WHAT TO PRODUCE:
Write the material out again exactly as it stands.

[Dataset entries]
----------
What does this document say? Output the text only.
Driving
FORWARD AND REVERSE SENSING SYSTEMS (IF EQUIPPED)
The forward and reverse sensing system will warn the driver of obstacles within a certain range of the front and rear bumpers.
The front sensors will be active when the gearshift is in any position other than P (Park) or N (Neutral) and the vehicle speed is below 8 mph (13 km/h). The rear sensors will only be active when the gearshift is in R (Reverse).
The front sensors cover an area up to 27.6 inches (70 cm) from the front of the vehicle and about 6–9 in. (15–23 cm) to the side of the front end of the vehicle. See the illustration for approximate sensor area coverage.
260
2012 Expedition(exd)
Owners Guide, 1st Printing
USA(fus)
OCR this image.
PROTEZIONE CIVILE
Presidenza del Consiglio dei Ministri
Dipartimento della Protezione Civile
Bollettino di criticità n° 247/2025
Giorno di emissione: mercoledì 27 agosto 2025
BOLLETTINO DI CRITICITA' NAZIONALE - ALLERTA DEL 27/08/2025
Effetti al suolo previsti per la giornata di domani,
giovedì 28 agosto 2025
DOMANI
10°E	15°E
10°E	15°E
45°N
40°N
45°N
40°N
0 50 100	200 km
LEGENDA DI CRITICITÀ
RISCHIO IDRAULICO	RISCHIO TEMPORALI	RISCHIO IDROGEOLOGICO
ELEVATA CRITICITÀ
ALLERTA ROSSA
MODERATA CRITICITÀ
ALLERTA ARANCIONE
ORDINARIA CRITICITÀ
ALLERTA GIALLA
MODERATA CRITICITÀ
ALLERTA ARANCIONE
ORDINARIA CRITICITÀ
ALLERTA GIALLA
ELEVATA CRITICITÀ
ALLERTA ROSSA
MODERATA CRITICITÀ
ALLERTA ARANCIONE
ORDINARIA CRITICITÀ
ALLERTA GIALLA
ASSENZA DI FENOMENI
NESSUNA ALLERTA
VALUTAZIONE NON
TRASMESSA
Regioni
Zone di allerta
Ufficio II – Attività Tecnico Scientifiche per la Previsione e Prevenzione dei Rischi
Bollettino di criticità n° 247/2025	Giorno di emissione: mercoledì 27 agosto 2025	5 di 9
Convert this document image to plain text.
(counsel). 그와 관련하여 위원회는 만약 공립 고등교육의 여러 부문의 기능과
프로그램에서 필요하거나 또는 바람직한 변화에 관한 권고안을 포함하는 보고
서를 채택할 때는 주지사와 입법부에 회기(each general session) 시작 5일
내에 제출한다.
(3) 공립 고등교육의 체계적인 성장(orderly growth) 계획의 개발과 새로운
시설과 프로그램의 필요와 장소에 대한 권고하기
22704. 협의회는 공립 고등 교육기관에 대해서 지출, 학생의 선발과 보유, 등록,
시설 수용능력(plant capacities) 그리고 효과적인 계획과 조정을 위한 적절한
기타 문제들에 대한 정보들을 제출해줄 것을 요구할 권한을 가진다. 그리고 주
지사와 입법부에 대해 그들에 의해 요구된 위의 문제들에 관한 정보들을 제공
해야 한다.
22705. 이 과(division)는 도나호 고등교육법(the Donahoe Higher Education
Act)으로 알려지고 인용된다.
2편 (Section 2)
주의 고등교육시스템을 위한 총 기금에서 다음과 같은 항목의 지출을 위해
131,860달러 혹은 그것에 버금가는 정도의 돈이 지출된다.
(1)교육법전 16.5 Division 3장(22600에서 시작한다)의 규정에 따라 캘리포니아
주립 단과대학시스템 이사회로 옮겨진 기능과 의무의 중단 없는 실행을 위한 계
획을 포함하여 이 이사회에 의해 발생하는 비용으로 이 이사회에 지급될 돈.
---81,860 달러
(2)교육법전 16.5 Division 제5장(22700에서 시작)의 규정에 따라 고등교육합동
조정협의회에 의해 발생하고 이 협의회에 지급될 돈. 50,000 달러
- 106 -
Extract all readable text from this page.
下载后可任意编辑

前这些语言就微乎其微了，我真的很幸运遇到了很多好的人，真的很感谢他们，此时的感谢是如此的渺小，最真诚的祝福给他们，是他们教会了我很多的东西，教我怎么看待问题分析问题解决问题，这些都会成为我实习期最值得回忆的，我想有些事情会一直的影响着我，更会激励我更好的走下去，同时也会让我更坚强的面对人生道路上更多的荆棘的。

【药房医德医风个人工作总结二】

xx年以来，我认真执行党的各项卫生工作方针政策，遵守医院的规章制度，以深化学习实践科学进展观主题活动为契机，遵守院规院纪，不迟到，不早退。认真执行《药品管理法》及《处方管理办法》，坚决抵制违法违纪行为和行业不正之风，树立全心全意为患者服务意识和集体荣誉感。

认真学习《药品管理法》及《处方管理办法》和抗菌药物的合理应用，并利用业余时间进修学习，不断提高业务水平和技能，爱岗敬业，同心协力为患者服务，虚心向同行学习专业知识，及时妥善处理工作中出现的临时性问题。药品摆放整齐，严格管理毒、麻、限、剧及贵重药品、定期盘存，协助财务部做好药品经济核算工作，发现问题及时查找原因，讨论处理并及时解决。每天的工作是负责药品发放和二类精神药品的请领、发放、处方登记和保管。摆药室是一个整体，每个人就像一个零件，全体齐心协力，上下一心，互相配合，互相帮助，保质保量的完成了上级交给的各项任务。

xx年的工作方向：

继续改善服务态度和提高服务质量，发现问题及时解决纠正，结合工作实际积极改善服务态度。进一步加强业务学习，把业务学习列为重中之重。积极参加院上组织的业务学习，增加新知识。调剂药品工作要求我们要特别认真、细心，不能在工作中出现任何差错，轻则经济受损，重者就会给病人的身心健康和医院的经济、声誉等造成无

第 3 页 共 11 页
----------
ANSWER IN FULL:
What does this document say? Output the text only.
Driving
FORWARD AND REVERSE SENSING SYSTEMS (IF EQUIPPED)
The forward and reverse sensing system will warn the driver of obstacles within a certain range of the front and rear bumpers.
The front sensors will be active when the gearshift is in any position other than P (Park) or N (Neutral) and the vehicle speed is below 8 mph (13 km/h). The rear sensors will only be active when the gearshift is in R (Reverse).
The front sensors cover an area up to 27.6 inches (70 cm) from the front of the vehicle and about 6–9 in. (15–23 cm) to the side of the front end of the vehicle. See the illustration for approximate sensor area coverage.
260
2012 Expedition(exd)
Owners Guide, 1st Printing
USA(fus)
OCR this image.
PROTEZIONE CIVILE
Presidenza del Consiglio dei Ministri
Dipartimento della Protezione Civile
Bollettino di criticità n° 247/2025
Giorno di emissione: mercoledì 27 agosto 2025
BOLLETTINO DI CRITICITA' NAZIONALE - ALLERTA DEL 27/08/2025
Effetti al suolo previsti per la giornata di domani,
giovedì 28 agosto 2025
DOMANI
10°E	15°E
10°E	15°E
45°N
40°N
45°N
40°N
0 50 100	200 km
LEGENDA DI CRITICITÀ
RISCHIO IDRAULICO	RISCHIO TEMPORALI	RISCHIO IDROGEOLOGICO
ELEVATA CRITICITÀ
ALLERTA ROSSA
MODERATA CRITICITÀ
ALLERTA ARANCIONE
ORDINARIA CRITICITÀ
ALLERTA GIALLA
MODERATA CRITICITÀ
ALLERTA ARANCIONE
ORDINARIA CRITICITÀ
ALLERTA GIALLA
ELEVATA CRITICITÀ
ALLERTA ROSSA
MODERATA CRITICITÀ
ALLERTA ARANCIONE
ORDINARIA CRITICITÀ
ALLERTA GIALLA
ASSENZA DI FENOMENI
NESSUNA ALLERTA
VALUTAZIONE NON
TRASMESSA
Regioni
Zone di allerta
Ufficio II – Attività Tecnico Scientifiche per la Previsione e Prevenzione dei Rischi
Bollettino di criticità n° 247/2025	Giorno di emissione: mercoledì 27 agosto 2025	5 di 9
Convert this document image to plain text.
(counsel). 그와 관련하여 위원회는 만약 공립 고등교육의 여러 부문의 기능과
프로그램에서 필요하거나 또는 바람직한 변화에 관한 권고안을 포함하는 보고
서를 채택할 때는 주지사와 입법부에 회기(each general session) 시작 5일
내에 제출한다.
(3) 공립 고등교육의 체계적인 성장(orderly growth) 계획의 개발과 새로운
시설과 프로그램의 필요와 장소에 대한 권고하기
22704. 협의회는 공립 고등 교육기관에 대해서 지출, 학생의 선발과 보유, 등록,
시설 수용능력(plant capacities) 그리고 효과적인 계획과 조정을 위한 적절한
기타 문제들에 대한 정보들을 제출해줄 것을 요구할 권한을 가진다. 그리고 주
지사와 입법부에 대해 그들에 의해 요구된 위의 문제들에 관한 정보들을 제공
해야 한다.
22705. 이 과(division)는 도나호 고등교육법(the Donahoe Higher Education
Act)으로 알려지고 인용된다.
2편 (Section 2)
주의 고등교육시스템을 위한 총 기금에서 다음과 같은 항목의 지출을 위해
131,860달러 혹은 그것에 버금가는 정도의 돈이 지출된다.
(1)교육법전 16.5 Division 3장(22600에서 시작한다)의 규정에 따라 캘리포니아
주립 단과대학시스템 이사회로 옮겨진 기능과 의무의 중단 없는 실행을 위한 계
획을 포함하여 이 이사회에 의해 발생하는 비용으로 이 이사회에 지급될 돈.
---81,860 달러
(2)교육법전 16.5 Division 제5장(22700에서 시작)의 규정에 따라 고등교육합동
조정협의회에 의해 발생하고 이 협의회에 지급될 돈. 50,000 달러
- 106 -
Extract all readable text from this page.
下载后可任意编辑

前这些语言就微乎其微了，我真的很幸运遇到了很多好的人，真的很感谢他们，此时的感谢是如此的渺小，最真诚的祝福给他们，是他们教会了我很多的东西，教我怎么看待问题分析问题解决问题，这些都会成为我实习期最值得回忆的，我想有些事情会一直的影响着我，更会激励我更好的走下去，同时也会让我更坚强的面对人生道路上更多的荆棘的。

【药房医德医风个人工作总结二】

xx年以来，我认真执行党的各项卫生工作方针政策，遵守医院的规章制度，以深化学习实践科学进展观主题活动为契机，遵守院规院纪，不迟到，不早退。认真执行《药品管理法》及《处方管理办法》，坚决抵制违法违纪行为和行业不正之风，树立全心全意为患者服务意识和集体荣誉感。

认真学习《药品管理法》及《处方管理办法》和抗菌药物的合理应用，并利用业余时间进修学习，不断提高业务水平和技能，爱岗敬业，同心协力为患者服务，虚心向同行学习专业知识，及时妥善处理工作中出现的临时性问题。药品摆放整齐，严格管理毒、麻、限、剧及贵重药品、定期盘存，协助财务部做好药品经济核算工作，发现问题及时查找原因，讨论处理并及时解决。每天的工作是负责药品发放和二类精神药品的请领、发放、处方登记和保管。摆药室是一个整体，每个人就像一个零件，全体齐心协力，上下一心，互相配合，互相帮助，保质保量的完成了上级交给的各项任务。

xx年的工作方向：

继续改善服务态度和提高服务质量，发现问题及时解决纠正，结合工作实际积极改善服务态度。进一步加强业务学习，把业务学习列为重中之重。积极参加院上组织的业务学习，增加新知识。调剂药品工作要求我们要特别认真、细心，不能在工作中出现任何差错，轻则经济受损，重者就会给病人的身心健康和医院的经济、声誉等造成无

第 3 页 共 11 页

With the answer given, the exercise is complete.